→ TASK TO CARRY OUT: Transcribe all of the material exactly. Any picture in it should be left out.

(begin)

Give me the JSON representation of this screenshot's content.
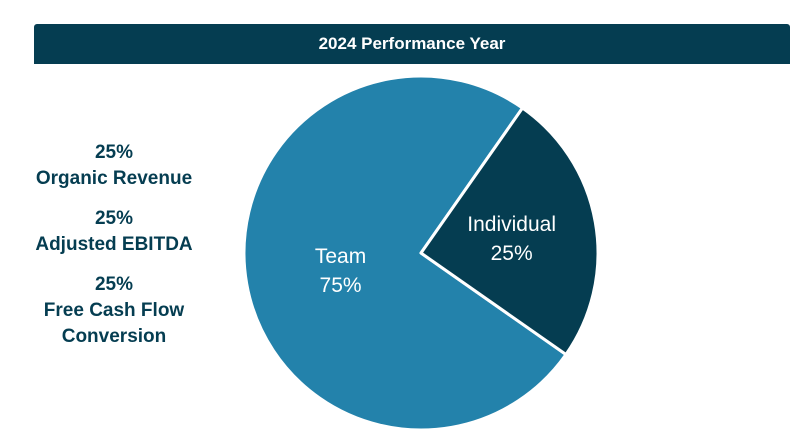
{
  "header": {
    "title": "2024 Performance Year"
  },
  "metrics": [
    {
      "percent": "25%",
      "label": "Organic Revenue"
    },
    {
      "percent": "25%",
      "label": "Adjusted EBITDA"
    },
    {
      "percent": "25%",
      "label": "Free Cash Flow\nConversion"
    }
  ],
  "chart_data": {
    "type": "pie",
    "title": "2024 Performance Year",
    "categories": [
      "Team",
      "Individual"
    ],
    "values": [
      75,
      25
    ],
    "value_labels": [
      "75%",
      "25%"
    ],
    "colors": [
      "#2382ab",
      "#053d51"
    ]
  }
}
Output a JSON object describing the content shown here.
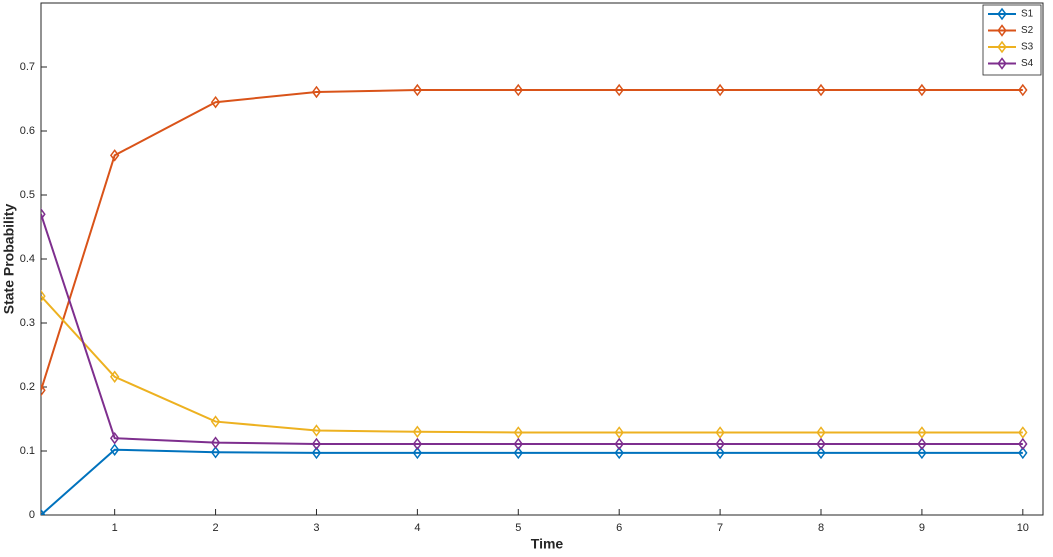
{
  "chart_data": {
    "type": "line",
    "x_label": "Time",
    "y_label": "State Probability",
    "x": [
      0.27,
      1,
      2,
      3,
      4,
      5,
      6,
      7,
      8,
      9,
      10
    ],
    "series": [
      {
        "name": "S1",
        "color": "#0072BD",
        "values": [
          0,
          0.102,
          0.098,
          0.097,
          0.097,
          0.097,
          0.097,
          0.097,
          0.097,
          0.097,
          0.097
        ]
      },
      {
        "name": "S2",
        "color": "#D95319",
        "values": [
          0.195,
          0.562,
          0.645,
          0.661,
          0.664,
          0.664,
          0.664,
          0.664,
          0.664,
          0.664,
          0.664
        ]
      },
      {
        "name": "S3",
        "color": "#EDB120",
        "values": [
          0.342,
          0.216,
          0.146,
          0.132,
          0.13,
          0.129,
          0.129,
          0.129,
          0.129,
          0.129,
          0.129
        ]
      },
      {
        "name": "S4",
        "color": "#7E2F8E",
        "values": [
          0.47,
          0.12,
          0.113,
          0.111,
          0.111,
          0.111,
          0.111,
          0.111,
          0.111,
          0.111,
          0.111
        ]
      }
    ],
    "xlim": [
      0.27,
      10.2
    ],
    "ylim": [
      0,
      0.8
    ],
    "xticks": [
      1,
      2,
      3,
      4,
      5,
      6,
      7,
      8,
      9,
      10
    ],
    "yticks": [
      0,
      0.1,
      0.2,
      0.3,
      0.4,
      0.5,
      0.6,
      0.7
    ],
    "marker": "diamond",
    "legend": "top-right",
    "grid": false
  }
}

(end)

→ OUTPUT:
Give me the JSON representation of this screenshot's content.
{
  "header": {
    "title": "2024 Performance Year"
  },
  "metrics": [
    {
      "percent": "25%",
      "label": "Organic Revenue"
    },
    {
      "percent": "25%",
      "label": "Adjusted EBITDA"
    },
    {
      "percent": "25%",
      "label": "Free Cash Flow\nConversion"
    }
  ],
  "chart_data": {
    "type": "pie",
    "title": "2024 Performance Year",
    "categories": [
      "Team",
      "Individual"
    ],
    "values": [
      75,
      25
    ],
    "value_labels": [
      "75%",
      "25%"
    ],
    "colors": [
      "#2382ab",
      "#053d51"
    ]
  }
}
Output a JSON object describing the content shown here.
{
  "chart_data": {
    "type": "line",
    "x_label": "Time",
    "y_label": "State Probability",
    "x": [
      0.27,
      1,
      2,
      3,
      4,
      5,
      6,
      7,
      8,
      9,
      10
    ],
    "series": [
      {
        "name": "S1",
        "color": "#0072BD",
        "values": [
          0,
          0.102,
          0.098,
          0.097,
          0.097,
          0.097,
          0.097,
          0.097,
          0.097,
          0.097,
          0.097
        ]
      },
      {
        "name": "S2",
        "color": "#D95319",
        "values": [
          0.195,
          0.562,
          0.645,
          0.661,
          0.664,
          0.664,
          0.664,
          0.664,
          0.664,
          0.664,
          0.664
        ]
      },
      {
        "name": "S3",
        "color": "#EDB120",
        "values": [
          0.342,
          0.216,
          0.146,
          0.132,
          0.13,
          0.129,
          0.129,
          0.129,
          0.129,
          0.129,
          0.129
        ]
      },
      {
        "name": "S4",
        "color": "#7E2F8E",
        "values": [
          0.47,
          0.12,
          0.113,
          0.111,
          0.111,
          0.111,
          0.111,
          0.111,
          0.111,
          0.111,
          0.111
        ]
      }
    ],
    "xlim": [
      0.27,
      10.2
    ],
    "ylim": [
      0,
      0.8
    ],
    "xticks": [
      1,
      2,
      3,
      4,
      5,
      6,
      7,
      8,
      9,
      10
    ],
    "yticks": [
      0,
      0.1,
      0.2,
      0.3,
      0.4,
      0.5,
      0.6,
      0.7
    ],
    "marker": "diamond",
    "legend": "top-right",
    "grid": false
  }
}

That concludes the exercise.